Dataset records:
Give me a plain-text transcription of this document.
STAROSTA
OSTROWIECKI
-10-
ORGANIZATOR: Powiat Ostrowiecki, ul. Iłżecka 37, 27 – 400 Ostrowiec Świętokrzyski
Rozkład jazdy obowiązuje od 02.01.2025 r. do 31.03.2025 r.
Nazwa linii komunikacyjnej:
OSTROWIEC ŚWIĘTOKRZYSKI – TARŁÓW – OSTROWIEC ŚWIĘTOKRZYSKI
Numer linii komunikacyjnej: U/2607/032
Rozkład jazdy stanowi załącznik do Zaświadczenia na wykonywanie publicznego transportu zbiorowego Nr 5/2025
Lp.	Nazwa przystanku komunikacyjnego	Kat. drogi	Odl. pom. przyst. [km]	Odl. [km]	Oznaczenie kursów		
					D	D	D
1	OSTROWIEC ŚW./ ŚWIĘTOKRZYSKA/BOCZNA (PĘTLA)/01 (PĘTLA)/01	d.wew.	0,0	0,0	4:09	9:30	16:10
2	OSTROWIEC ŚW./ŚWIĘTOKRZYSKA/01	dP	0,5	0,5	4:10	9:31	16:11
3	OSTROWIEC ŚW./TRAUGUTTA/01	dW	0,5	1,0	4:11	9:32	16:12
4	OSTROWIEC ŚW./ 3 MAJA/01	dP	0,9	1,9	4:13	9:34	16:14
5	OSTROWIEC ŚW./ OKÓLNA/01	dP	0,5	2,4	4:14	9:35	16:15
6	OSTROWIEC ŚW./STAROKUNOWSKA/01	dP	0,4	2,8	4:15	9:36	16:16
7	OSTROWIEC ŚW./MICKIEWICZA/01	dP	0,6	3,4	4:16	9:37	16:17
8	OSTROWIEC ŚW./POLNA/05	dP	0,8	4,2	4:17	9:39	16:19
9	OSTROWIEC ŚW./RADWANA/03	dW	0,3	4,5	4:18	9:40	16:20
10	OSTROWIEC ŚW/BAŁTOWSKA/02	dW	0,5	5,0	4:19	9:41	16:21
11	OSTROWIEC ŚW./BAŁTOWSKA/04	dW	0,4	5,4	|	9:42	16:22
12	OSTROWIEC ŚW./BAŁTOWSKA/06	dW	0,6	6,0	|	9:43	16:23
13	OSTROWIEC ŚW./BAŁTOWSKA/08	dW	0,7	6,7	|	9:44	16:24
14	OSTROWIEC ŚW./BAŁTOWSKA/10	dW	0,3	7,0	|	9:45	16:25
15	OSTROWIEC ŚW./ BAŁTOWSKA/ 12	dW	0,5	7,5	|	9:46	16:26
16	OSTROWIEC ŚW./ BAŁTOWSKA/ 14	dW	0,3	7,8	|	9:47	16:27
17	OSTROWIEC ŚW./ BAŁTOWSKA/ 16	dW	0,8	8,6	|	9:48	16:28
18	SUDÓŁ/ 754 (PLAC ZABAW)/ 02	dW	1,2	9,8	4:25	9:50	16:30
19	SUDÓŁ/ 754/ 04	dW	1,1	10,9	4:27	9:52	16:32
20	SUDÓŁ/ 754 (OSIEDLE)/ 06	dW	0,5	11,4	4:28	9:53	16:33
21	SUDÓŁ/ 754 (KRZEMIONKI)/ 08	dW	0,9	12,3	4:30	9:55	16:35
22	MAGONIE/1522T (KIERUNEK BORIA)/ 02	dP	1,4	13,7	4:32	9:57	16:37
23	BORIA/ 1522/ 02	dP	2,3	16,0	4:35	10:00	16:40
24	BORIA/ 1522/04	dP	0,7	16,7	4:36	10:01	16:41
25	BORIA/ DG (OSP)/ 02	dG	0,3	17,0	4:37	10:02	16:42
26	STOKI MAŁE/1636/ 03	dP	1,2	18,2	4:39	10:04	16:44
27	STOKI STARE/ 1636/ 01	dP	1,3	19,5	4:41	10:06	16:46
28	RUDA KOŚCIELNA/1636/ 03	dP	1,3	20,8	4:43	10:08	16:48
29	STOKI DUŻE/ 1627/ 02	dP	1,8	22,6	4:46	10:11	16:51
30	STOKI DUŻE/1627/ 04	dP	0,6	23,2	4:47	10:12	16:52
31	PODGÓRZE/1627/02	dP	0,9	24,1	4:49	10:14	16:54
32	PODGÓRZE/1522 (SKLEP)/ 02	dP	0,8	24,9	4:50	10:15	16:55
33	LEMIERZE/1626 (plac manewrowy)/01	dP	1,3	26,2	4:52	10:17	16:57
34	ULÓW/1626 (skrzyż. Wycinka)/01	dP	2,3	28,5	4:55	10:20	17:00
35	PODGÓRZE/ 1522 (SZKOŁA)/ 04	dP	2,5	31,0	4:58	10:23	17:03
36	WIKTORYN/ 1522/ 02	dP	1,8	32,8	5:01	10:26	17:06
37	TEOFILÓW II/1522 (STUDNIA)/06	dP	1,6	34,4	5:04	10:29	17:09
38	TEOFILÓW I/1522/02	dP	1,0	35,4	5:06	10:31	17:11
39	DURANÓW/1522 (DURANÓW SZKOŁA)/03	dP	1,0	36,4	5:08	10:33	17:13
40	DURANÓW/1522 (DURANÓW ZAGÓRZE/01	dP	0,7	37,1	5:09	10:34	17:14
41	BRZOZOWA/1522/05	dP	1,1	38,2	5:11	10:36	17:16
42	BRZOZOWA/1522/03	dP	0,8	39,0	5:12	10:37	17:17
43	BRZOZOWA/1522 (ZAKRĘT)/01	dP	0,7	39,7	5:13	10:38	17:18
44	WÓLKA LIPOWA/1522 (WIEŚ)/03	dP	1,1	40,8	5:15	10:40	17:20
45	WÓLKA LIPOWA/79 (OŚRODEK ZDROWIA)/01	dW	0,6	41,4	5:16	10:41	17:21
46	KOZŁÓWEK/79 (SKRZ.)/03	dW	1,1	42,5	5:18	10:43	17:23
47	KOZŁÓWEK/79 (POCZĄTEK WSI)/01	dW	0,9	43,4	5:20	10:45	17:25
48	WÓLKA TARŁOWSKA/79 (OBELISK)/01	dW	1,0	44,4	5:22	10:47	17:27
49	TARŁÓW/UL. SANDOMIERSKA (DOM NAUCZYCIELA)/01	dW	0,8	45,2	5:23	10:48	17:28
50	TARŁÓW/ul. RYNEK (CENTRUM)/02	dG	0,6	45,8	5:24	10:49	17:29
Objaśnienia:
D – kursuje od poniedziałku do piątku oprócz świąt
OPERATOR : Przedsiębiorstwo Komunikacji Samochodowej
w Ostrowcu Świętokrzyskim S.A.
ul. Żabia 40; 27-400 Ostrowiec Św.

* _Requirement_
Take the material above and return all of it exactly.

* _Solution_
Give me a plain-text transcription of this document.
STAROSTA
OSTROWIECKI
-10-
ORGANIZATOR: Powiat Ostrowiecki, ul. Iłżecka 37, 27 – 400 Ostrowiec Świętokrzyski
Rozkład jazdy obowiązuje od 02.01.2025 r. do 31.03.2025 r.
Nazwa linii komunikacyjnej:
OSTROWIEC ŚWIĘTOKRZYSKI – TARŁÓW – OSTROWIEC ŚWIĘTOKRZYSKI
Numer linii komunikacyjnej: U/2607/032
Rozkład jazdy stanowi załącznik do Zaświadczenia na wykonywanie publicznego transportu zbiorowego Nr 5/2025
Lp.	Nazwa przystanku komunikacyjnego	Kat. drogi	Odl. pom. przyst. [km]	Odl. [km]	Oznaczenie kursów		
					D	D	D
1	OSTROWIEC ŚW./ ŚWIĘTOKRZYSKA/BOCZNA (PĘTLA)/01 (PĘTLA)/01	d.wew.	0,0	0,0	4:09	9:30	16:10
2	OSTROWIEC ŚW./ŚWIĘTOKRZYSKA/01	dP	0,5	0,5	4:10	9:31	16:11
3	OSTROWIEC ŚW./TRAUGUTTA/01	dW	0,5	1,0	4:11	9:32	16:12
4	OSTROWIEC ŚW./ 3 MAJA/01	dP	0,9	1,9	4:13	9:34	16:14
5	OSTROWIEC ŚW./ OKÓLNA/01	dP	0,5	2,4	4:14	9:35	16:15
6	OSTROWIEC ŚW./STAROKUNOWSKA/01	dP	0,4	2,8	4:15	9:36	16:16
7	OSTROWIEC ŚW./MICKIEWICZA/01	dP	0,6	3,4	4:16	9:37	16:17
8	OSTROWIEC ŚW./POLNA/05	dP	0,8	4,2	4:17	9:39	16:19
9	OSTROWIEC ŚW./RADWANA/03	dW	0,3	4,5	4:18	9:40	16:20
10	OSTROWIEC ŚW/BAŁTOWSKA/02	dW	0,5	5,0	4:19	9:41	16:21
11	OSTROWIEC ŚW./BAŁTOWSKA/04	dW	0,4	5,4	|	9:42	16:22
12	OSTROWIEC ŚW./BAŁTOWSKA/06	dW	0,6	6,0	|	9:43	16:23
13	OSTROWIEC ŚW./BAŁTOWSKA/08	dW	0,7	6,7	|	9:44	16:24
14	OSTROWIEC ŚW./BAŁTOWSKA/10	dW	0,3	7,0	|	9:45	16:25
15	OSTROWIEC ŚW./ BAŁTOWSKA/ 12	dW	0,5	7,5	|	9:46	16:26
16	OSTROWIEC ŚW./ BAŁTOWSKA/ 14	dW	0,3	7,8	|	9:47	16:27
17	OSTROWIEC ŚW./ BAŁTOWSKA/ 16	dW	0,8	8,6	|	9:48	16:28
18	SUDÓŁ/ 754 (PLAC ZABAW)/ 02	dW	1,2	9,8	4:25	9:50	16:30
19	SUDÓŁ/ 754/ 04	dW	1,1	10,9	4:27	9:52	16:32
20	SUDÓŁ/ 754 (OSIEDLE)/ 06	dW	0,5	11,4	4:28	9:53	16:33
21	SUDÓŁ/ 754 (KRZEMIONKI)/ 08	dW	0,9	12,3	4:30	9:55	16:35
22	MAGONIE/1522T (KIERUNEK BORIA)/ 02	dP	1,4	13,7	4:32	9:57	16:37
23	BORIA/ 1522/ 02	dP	2,3	16,0	4:35	10:00	16:40
24	BORIA/ 1522/04	dP	0,7	16,7	4:36	10:01	16:41
25	BORIA/ DG (OSP)/ 02	dG	0,3	17,0	4:37	10:02	16:42
26	STOKI MAŁE/1636/ 03	dP	1,2	18,2	4:39	10:04	16:44
27	STOKI STARE/ 1636/ 01	dP	1,3	19,5	4:41	10:06	16:46
28	RUDA KOŚCIELNA/1636/ 03	dP	1,3	20,8	4:43	10:08	16:48
29	STOKI DUŻE/ 1627/ 02	dP	1,8	22,6	4:46	10:11	16:51
30	STOKI DUŻE/1627/ 04	dP	0,6	23,2	4:47	10:12	16:52
31	PODGÓRZE/1627/02	dP	0,9	24,1	4:49	10:14	16:54
32	PODGÓRZE/1522 (SKLEP)/ 02	dP	0,8	24,9	4:50	10:15	16:55
33	LEMIERZE/1626 (plac manewrowy)/01	dP	1,3	26,2	4:52	10:17	16:57
34	ULÓW/1626 (skrzyż. Wycinka)/01	dP	2,3	28,5	4:55	10:20	17:00
35	PODGÓRZE/ 1522 (SZKOŁA)/ 04	dP	2,5	31,0	4:58	10:23	17:03
36	WIKTORYN/ 1522/ 02	dP	1,8	32,8	5:01	10:26	17:06
37	TEOFILÓW II/1522 (STUDNIA)/06	dP	1,6	34,4	5:04	10:29	17:09
38	TEOFILÓW I/1522/02	dP	1,0	35,4	5:06	10:31	17:11
39	DURANÓW/1522 (DURANÓW SZKOŁA)/03	dP	1,0	36,4	5:08	10:33	17:13
40	DURANÓW/1522 (DURANÓW ZAGÓRZE/01	dP	0,7	37,1	5:09	10:34	17:14
41	BRZOZOWA/1522/05	dP	1,1	38,2	5:11	10:36	17:16
42	BRZOZOWA/1522/03	dP	0,8	39,0	5:12	10:37	17:17
43	BRZOZOWA/1522 (ZAKRĘT)/01	dP	0,7	39,7	5:13	10:38	17:18
44	WÓLKA LIPOWA/1522 (WIEŚ)/03	dP	1,1	40,8	5:15	10:40	17:20
45	WÓLKA LIPOWA/79 (OŚRODEK ZDROWIA)/01	dW	0,6	41,4	5:16	10:41	17:21
46	KOZŁÓWEK/79 (SKRZ.)/03	dW	1,1	42,5	5:18	10:43	17:23
47	KOZŁÓWEK/79 (POCZĄTEK WSI)/01	dW	0,9	43,4	5:20	10:45	17:25
48	WÓLKA TARŁOWSKA/79 (OBELISK)/01	dW	1,0	44,4	5:22	10:47	17:27
49	TARŁÓW/UL. SANDOMIERSKA (DOM NAUCZYCIELA)/01	dW	0,8	45,2	5:23	10:48	17:28
50	TARŁÓW/ul. RYNEK (CENTRUM)/02	dG	0,6	45,8	5:24	10:49	17:29
Objaśnienia:
D – kursuje od poniedziałku do piątku oprócz świąt
OPERATOR : Przedsiębiorstwo Komunikacji Samochodowej
w Ostrowcu Świętokrzyskim S.A.
ul. Żabia 40; 27-400 Ostrowiec Św.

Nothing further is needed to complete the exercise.